• **PROBLEM STATEMENT**: Read the lines that follow and tally those with the word "folder"; give the number and nothing else.

Records from a data source
▼▼▼

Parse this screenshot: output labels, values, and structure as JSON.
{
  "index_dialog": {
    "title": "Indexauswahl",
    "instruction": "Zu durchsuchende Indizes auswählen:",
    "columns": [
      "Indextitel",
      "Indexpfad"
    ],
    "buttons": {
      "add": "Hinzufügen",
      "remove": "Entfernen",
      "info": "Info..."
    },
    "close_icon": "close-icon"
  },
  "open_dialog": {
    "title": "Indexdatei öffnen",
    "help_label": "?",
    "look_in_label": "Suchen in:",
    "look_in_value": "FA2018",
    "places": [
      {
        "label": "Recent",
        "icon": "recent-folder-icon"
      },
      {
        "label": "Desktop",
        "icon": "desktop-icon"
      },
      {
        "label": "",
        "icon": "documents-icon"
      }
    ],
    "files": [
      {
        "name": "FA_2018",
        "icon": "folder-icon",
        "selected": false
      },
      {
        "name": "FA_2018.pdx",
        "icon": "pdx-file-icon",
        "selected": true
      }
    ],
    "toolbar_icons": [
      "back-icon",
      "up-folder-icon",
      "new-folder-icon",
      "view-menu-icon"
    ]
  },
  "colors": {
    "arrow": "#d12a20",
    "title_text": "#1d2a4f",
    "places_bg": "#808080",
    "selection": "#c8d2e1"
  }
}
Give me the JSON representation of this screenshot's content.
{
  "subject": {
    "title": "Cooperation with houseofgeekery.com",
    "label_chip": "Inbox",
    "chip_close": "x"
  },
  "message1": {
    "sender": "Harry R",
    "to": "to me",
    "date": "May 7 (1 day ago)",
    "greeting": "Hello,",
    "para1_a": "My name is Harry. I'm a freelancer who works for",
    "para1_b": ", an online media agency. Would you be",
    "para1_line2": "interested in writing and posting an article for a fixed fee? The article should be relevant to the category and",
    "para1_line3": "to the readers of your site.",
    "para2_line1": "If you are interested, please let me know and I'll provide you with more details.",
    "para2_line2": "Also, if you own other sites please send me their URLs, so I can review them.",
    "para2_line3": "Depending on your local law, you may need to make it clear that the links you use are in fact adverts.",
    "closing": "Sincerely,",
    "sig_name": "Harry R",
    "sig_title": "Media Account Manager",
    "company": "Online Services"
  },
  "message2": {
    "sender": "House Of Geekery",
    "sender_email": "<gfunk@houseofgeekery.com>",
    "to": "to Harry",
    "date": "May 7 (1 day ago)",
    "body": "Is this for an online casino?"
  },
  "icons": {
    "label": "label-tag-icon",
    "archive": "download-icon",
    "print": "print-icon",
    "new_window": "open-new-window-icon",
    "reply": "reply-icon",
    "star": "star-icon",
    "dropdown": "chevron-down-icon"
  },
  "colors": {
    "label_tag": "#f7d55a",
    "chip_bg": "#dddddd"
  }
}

▲▲▲

• **SOLUTION BELOW**: 4